*EXERCISE DESCRIPTION:*
Write out the listing exactly as it is given.

*RECORDS SUPPLIED:*
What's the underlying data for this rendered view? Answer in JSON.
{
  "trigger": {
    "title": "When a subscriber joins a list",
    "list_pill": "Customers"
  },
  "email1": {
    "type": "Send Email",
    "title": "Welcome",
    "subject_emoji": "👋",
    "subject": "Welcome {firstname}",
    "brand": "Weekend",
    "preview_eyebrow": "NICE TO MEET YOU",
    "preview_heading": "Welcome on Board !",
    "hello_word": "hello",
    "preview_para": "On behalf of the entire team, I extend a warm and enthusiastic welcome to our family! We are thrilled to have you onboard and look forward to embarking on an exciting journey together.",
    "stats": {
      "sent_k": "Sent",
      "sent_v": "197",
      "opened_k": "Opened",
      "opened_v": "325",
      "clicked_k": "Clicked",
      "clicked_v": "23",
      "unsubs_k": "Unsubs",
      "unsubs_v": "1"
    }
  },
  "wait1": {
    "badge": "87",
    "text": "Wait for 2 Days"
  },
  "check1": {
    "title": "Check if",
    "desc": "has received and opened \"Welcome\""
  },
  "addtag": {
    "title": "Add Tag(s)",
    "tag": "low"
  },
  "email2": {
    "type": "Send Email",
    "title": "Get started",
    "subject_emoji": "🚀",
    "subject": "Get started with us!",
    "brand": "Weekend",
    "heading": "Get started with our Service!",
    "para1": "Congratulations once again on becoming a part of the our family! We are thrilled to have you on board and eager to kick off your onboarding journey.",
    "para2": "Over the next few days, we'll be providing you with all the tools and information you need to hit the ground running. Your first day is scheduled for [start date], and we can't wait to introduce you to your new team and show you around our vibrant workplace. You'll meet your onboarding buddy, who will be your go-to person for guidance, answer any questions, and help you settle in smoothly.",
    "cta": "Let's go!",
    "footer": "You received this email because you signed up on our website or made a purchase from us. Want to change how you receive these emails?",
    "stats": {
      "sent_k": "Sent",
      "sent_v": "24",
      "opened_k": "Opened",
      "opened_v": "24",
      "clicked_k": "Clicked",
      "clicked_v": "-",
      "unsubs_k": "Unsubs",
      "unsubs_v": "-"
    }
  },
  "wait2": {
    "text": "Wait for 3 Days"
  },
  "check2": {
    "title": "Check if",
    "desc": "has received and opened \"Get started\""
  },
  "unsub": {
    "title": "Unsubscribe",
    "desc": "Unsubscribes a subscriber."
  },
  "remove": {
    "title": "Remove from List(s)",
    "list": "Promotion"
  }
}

*ANSWER BELOW:*
What's the underlying data for this rendered view? Answer in JSON.
{
  "trigger": {
    "title": "When a subscriber joins a list",
    "list_pill": "Customers"
  },
  "email1": {
    "type": "Send Email",
    "title": "Welcome",
    "subject_emoji": "👋",
    "subject": "Welcome {firstname}",
    "brand": "Weekend",
    "preview_eyebrow": "NICE TO MEET YOU",
    "preview_heading": "Welcome on Board !",
    "hello_word": "hello",
    "preview_para": "On behalf of the entire team, I extend a warm and enthusiastic welcome to our family! We are thrilled to have you onboard and look forward to embarking on an exciting journey together.",
    "stats": {
      "sent_k": "Sent",
      "sent_v": "197",
      "opened_k": "Opened",
      "opened_v": "325",
      "clicked_k": "Clicked",
      "clicked_v": "23",
      "unsubs_k": "Unsubs",
      "unsubs_v": "1"
    }
  },
  "wait1": {
    "badge": "87",
    "text": "Wait for 2 Days"
  },
  "check1": {
    "title": "Check if",
    "desc": "has received and opened \"Welcome\""
  },
  "addtag": {
    "title": "Add Tag(s)",
    "tag": "low"
  },
  "email2": {
    "type": "Send Email",
    "title": "Get started",
    "subject_emoji": "🚀",
    "subject": "Get started with us!",
    "brand": "Weekend",
    "heading": "Get started with our Service!",
    "para1": "Congratulations once again on becoming a part of the our family! We are thrilled to have you on board and eager to kick off your onboarding journey.",
    "para2": "Over the next few days, we'll be providing you with all the tools and information you need to hit the ground running. Your first day is scheduled for [start date], and we can't wait to introduce you to your new team and show you around our vibrant workplace. You'll meet your onboarding buddy, who will be your go-to person for guidance, answer any questions, and help you settle in smoothly.",
    "cta": "Let's go!",
    "footer": "You received this email because you signed up on our website or made a purchase from us. Want to change how you receive these emails?",
    "stats": {
      "sent_k": "Sent",
      "sent_v": "24",
      "opened_k": "Opened",
      "opened_v": "24",
      "clicked_k": "Clicked",
      "clicked_v": "-",
      "unsubs_k": "Unsubs",
      "unsubs_v": "-"
    }
  },
  "wait2": {
    "text": "Wait for 3 Days"
  },
  "check2": {
    "title": "Check if",
    "desc": "has received and opened \"Get started\""
  },
  "unsub": {
    "title": "Unsubscribe",
    "desc": "Unsubscribes a subscriber."
  },
  "remove": {
    "title": "Remove from List(s)",
    "list": "Promotion"
  }
}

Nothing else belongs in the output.